-- Begin Exercise material --
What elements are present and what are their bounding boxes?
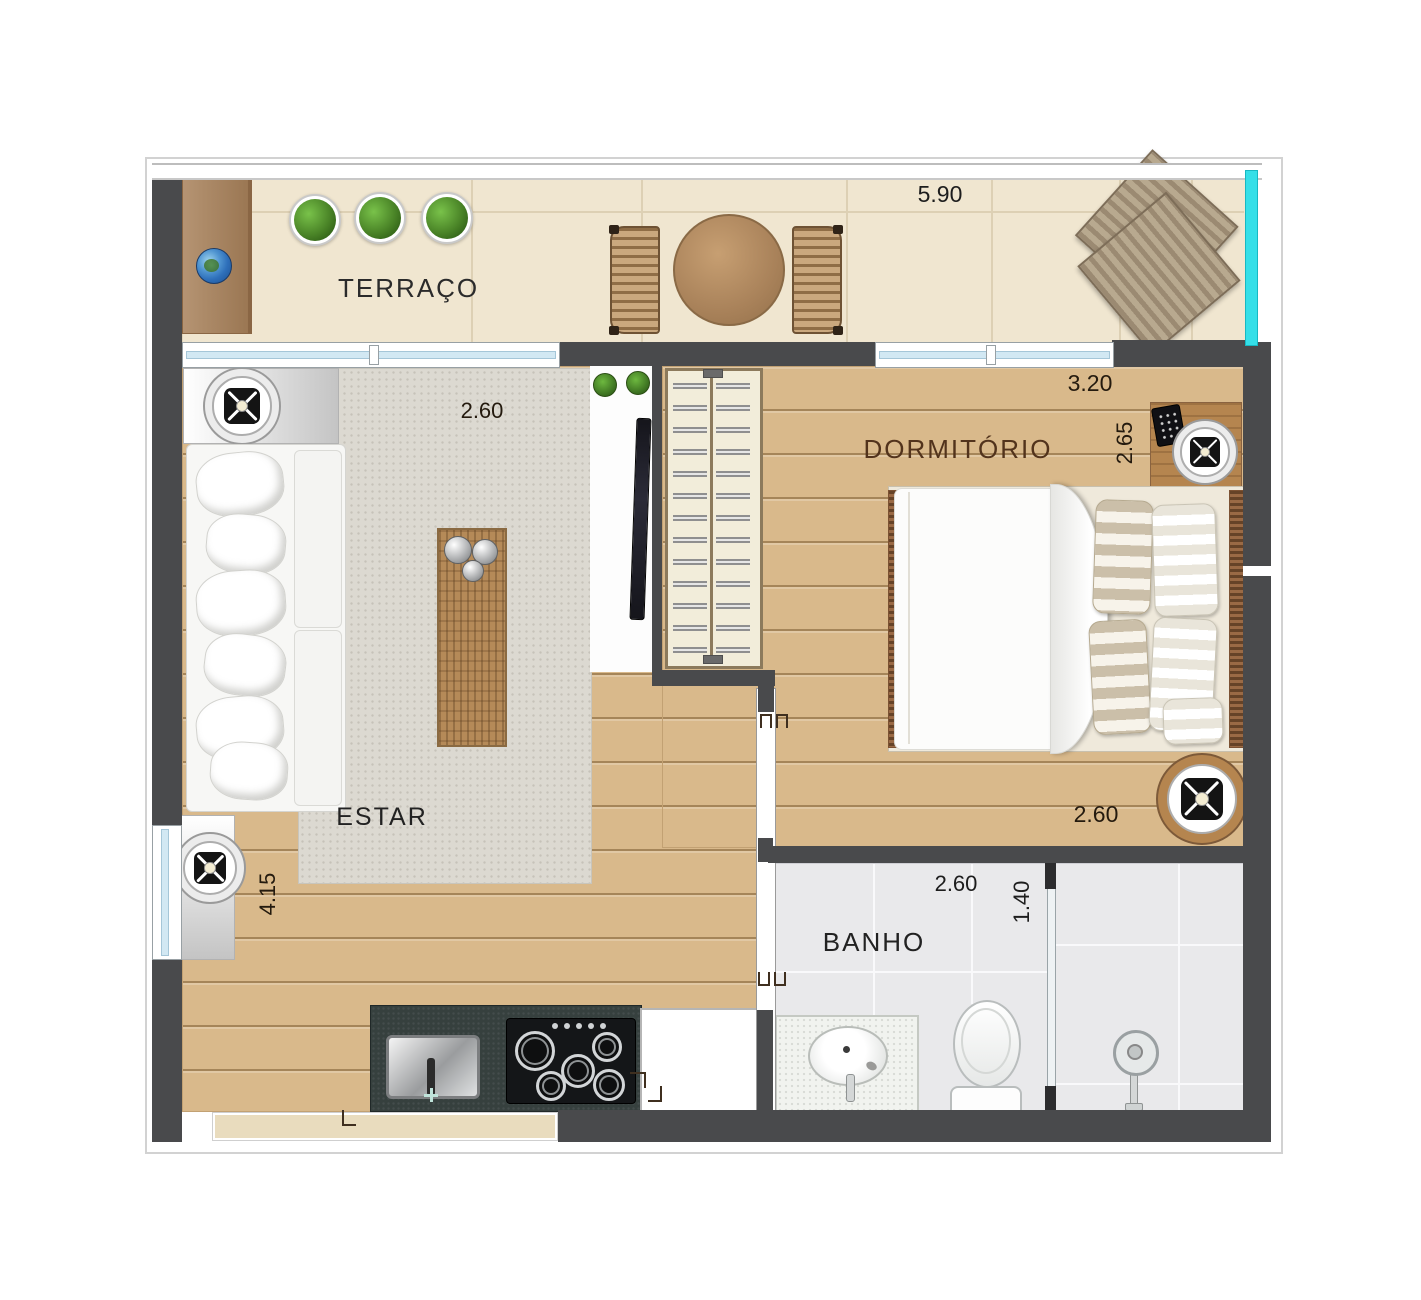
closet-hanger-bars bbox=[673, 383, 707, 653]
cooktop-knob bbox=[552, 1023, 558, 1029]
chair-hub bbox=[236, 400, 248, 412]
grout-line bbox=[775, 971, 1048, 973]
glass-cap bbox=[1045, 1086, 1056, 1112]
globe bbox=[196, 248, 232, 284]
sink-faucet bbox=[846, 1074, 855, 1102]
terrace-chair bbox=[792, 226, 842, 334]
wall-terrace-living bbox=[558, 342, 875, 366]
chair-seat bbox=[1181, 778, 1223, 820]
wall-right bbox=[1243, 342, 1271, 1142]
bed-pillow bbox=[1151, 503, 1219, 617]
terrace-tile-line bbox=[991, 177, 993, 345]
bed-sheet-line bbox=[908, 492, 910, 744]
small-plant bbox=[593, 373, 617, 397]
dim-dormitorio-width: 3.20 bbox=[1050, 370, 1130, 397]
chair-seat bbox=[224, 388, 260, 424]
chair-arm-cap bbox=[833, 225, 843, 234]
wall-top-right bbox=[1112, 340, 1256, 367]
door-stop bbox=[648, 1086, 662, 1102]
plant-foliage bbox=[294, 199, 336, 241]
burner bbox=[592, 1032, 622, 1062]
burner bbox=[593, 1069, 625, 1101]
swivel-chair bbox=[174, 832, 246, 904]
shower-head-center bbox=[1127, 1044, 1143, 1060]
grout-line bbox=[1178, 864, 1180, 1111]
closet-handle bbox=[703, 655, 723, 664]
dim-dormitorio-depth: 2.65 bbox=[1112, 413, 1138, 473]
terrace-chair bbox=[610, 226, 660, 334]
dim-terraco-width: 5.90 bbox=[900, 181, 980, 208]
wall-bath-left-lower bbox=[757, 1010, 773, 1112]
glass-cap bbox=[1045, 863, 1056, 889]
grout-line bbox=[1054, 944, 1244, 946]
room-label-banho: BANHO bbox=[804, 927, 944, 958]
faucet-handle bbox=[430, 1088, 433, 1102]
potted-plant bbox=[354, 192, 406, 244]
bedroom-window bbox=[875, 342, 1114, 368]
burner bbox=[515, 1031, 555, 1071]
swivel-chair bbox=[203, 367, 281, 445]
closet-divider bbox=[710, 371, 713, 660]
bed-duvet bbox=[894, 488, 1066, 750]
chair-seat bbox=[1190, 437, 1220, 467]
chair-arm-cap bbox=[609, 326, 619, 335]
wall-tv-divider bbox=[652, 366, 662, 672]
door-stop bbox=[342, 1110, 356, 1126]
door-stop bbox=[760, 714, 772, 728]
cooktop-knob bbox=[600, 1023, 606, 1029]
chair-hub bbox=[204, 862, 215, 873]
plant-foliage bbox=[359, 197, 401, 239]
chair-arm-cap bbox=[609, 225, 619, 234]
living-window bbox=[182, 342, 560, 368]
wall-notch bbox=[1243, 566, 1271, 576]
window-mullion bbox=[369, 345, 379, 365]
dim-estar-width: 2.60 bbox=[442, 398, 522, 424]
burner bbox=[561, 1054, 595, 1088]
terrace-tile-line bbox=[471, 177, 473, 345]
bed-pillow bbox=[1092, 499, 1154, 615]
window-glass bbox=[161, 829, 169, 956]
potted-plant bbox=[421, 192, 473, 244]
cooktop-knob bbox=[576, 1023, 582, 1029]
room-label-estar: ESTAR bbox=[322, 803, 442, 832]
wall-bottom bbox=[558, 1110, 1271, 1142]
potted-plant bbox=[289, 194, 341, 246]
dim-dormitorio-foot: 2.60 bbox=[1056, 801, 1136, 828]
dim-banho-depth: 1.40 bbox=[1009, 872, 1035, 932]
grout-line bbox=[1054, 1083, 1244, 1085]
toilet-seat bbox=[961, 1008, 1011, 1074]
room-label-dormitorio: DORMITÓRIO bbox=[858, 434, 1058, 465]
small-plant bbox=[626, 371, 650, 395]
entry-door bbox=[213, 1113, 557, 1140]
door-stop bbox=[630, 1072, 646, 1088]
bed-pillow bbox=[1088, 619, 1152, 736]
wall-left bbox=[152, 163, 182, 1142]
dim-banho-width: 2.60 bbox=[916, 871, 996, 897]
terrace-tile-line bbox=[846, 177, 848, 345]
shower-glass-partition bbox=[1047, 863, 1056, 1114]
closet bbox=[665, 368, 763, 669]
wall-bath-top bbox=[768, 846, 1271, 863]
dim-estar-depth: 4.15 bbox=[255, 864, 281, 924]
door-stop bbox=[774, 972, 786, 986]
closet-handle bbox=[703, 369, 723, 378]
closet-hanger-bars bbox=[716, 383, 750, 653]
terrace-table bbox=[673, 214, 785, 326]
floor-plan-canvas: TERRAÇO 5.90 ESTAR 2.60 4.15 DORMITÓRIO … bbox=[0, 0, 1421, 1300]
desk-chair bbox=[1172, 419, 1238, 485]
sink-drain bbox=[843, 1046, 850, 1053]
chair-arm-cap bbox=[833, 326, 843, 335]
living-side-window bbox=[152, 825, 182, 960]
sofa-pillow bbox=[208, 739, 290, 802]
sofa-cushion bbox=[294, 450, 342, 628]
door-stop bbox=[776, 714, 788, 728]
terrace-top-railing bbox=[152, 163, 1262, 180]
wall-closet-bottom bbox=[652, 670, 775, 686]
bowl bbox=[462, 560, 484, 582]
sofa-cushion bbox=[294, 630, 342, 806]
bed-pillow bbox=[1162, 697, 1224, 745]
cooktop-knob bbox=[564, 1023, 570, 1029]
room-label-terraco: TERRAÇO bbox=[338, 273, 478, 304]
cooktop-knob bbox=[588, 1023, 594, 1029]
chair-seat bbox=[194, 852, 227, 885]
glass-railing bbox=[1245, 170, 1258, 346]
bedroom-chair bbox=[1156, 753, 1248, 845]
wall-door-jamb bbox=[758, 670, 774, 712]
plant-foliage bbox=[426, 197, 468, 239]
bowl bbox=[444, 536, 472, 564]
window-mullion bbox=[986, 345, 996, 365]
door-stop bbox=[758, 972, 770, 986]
-- End Exercise material --
→ What is expected
Convert every line of the records above into a numbered list, omitting blank lines and excluding the pictures.

→ Task solution
1. What elements are present and what are their bounding boxes?
2. closet-hanger-bars bbox=[673, 383, 707, 653]
3. cooktop-knob bbox=[552, 1023, 558, 1029]
4. chair-hub bbox=[236, 400, 248, 412]
5. grout-line bbox=[775, 971, 1048, 973]
6. glass-cap bbox=[1045, 1086, 1056, 1112]
7. globe bbox=[196, 248, 232, 284]
8. sink-faucet bbox=[846, 1074, 855, 1102]
9. terrace-chair bbox=[792, 226, 842, 334]
10. wall-terrace-living bbox=[558, 342, 875, 366]
11. chair-seat bbox=[1181, 778, 1223, 820]
12. wall-right bbox=[1243, 342, 1271, 1142]
13. bed-pillow bbox=[1151, 503, 1219, 617]
14. terrace-tile-line bbox=[991, 177, 993, 345]
15. bed-sheet-line bbox=[908, 492, 910, 744]
16. small-plant bbox=[593, 373, 617, 397]
17. dim-dormitorio-width: 3.20 bbox=[1050, 370, 1130, 397]
18. chair-seat bbox=[224, 388, 260, 424]
19. chair-arm-cap bbox=[833, 225, 843, 234]
20. wall-top-right bbox=[1112, 340, 1256, 367]
21. door-stop bbox=[648, 1086, 662, 1102]
22. plant-foliage bbox=[294, 199, 336, 241]
23. burner bbox=[592, 1032, 622, 1062]
24. burner bbox=[593, 1069, 625, 1101]
25. swivel-chair bbox=[174, 832, 246, 904]
26. shower-head-center bbox=[1127, 1044, 1143, 1060]
27. grout-line bbox=[1178, 864, 1180, 1111]
28. closet-handle bbox=[703, 655, 723, 664]
29. dim-dormitorio-depth: 2.65 bbox=[1112, 413, 1138, 473]
30. terrace-chair bbox=[610, 226, 660, 334]
31. dim-terraco-width: 5.90 bbox=[900, 181, 980, 208]
32. wall-bath-left-lower bbox=[757, 1010, 773, 1112]
33. glass-cap bbox=[1045, 863, 1056, 889]
34. grout-line bbox=[1054, 944, 1244, 946]
35. room-label-banho: BANHO bbox=[804, 927, 944, 958]
36. faucet-handle bbox=[430, 1088, 433, 1102]
37. potted-plant bbox=[354, 192, 406, 244]
38. bedroom-window bbox=[875, 342, 1114, 368]
39. burner bbox=[515, 1031, 555, 1071]
40. swivel-chair bbox=[203, 367, 281, 445]
41. closet-divider bbox=[710, 371, 713, 660]
42. bed-duvet bbox=[894, 488, 1066, 750]
43. chair-seat bbox=[1190, 437, 1220, 467]
44. chair-arm-cap bbox=[609, 326, 619, 335]
45. wall-tv-divider bbox=[652, 366, 662, 672]
46. door-stop bbox=[342, 1110, 356, 1126]
47. door-stop bbox=[760, 714, 772, 728]
48. cooktop-knob bbox=[600, 1023, 606, 1029]
49. chair-hub bbox=[204, 862, 215, 873]
50. plant-foliage bbox=[359, 197, 401, 239]
51. chair-arm-cap bbox=[609, 225, 619, 234]
52. living-window bbox=[182, 342, 560, 368]
53. wall-notch bbox=[1243, 566, 1271, 576]
54. window-mullion bbox=[369, 345, 379, 365]
55. dim-estar-width: 2.60 bbox=[442, 398, 522, 424]
56. burner bbox=[561, 1054, 595, 1088]
57. terrace-tile-line bbox=[471, 177, 473, 345]
58. bed-pillow bbox=[1092, 499, 1154, 615]
59. window-glass bbox=[161, 829, 169, 956]
60. potted-plant bbox=[421, 192, 473, 244]
61. cooktop-knob bbox=[576, 1023, 582, 1029]
62. room-label-estar: ESTAR bbox=[322, 803, 442, 832]
63. wall-bottom bbox=[558, 1110, 1271, 1142]
64. potted-plant bbox=[289, 194, 341, 246]
65. dim-dormitorio-foot: 2.60 bbox=[1056, 801, 1136, 828]
66. dim-banho-depth: 1.40 bbox=[1009, 872, 1035, 932]
67. grout-line bbox=[1054, 1083, 1244, 1085]
68. toilet-seat bbox=[961, 1008, 1011, 1074]
69. room-label-dormitorio: DORMITÓRIO bbox=[858, 434, 1058, 465]
70. small-plant bbox=[626, 371, 650, 395]
71. entry-door bbox=[213, 1113, 557, 1140]
72. door-stop bbox=[630, 1072, 646, 1088]
73. bed-pillow bbox=[1088, 619, 1152, 736]
74. wall-left bbox=[152, 163, 182, 1142]
75. dim-banho-width: 2.60 bbox=[916, 871, 996, 897]
76. terrace-tile-line bbox=[846, 177, 848, 345]
77. shower-glass-partition bbox=[1047, 863, 1056, 1114]
78. closet bbox=[665, 368, 763, 669]
79. wall-bath-top bbox=[768, 846, 1271, 863]
80. dim-estar-depth: 4.15 bbox=[255, 864, 281, 924]
81. door-stop bbox=[774, 972, 786, 986]
82. closet-handle bbox=[703, 369, 723, 378]
83. closet-hanger-bars bbox=[716, 383, 750, 653]
84. terrace-table bbox=[673, 214, 785, 326]
85. floor-plan-canvas: TERRAÇO 5.90 ESTAR 2.60 4.15 DORMITÓRIO … bbox=[0, 0, 1421, 1300]
86. desk-chair bbox=[1172, 419, 1238, 485]
87. sink-drain bbox=[843, 1046, 850, 1053]
88. chair-arm-cap bbox=[833, 326, 843, 335]
89. living-side-window bbox=[152, 825, 182, 960]
90. sofa-pillow bbox=[208, 739, 290, 802]
91. sofa-cushion bbox=[294, 450, 342, 628]
92. door-stop bbox=[776, 714, 788, 728]
93. terrace-top-railing bbox=[152, 163, 1262, 180]
94. wall-closet-bottom bbox=[652, 670, 775, 686]
95. bowl bbox=[462, 560, 484, 582]
96. sofa-cushion bbox=[294, 630, 342, 806]
97. bed-pillow bbox=[1162, 697, 1224, 745]
98. cooktop-knob bbox=[564, 1023, 570, 1029]
99. room-label-terraco: TERRAÇO bbox=[338, 273, 478, 304]
100. cooktop-knob bbox=[588, 1023, 594, 1029]
101. chair-seat bbox=[194, 852, 227, 885]
102. glass-railing bbox=[1245, 170, 1258, 346]
103. bedroom-chair bbox=[1156, 753, 1248, 845]
104. wall-door-jamb bbox=[758, 670, 774, 712]
105. plant-foliage bbox=[426, 197, 468, 239]
106. bowl bbox=[444, 536, 472, 564]
107. window-mullion bbox=[986, 345, 996, 365]
108. door-stop bbox=[758, 972, 770, 986]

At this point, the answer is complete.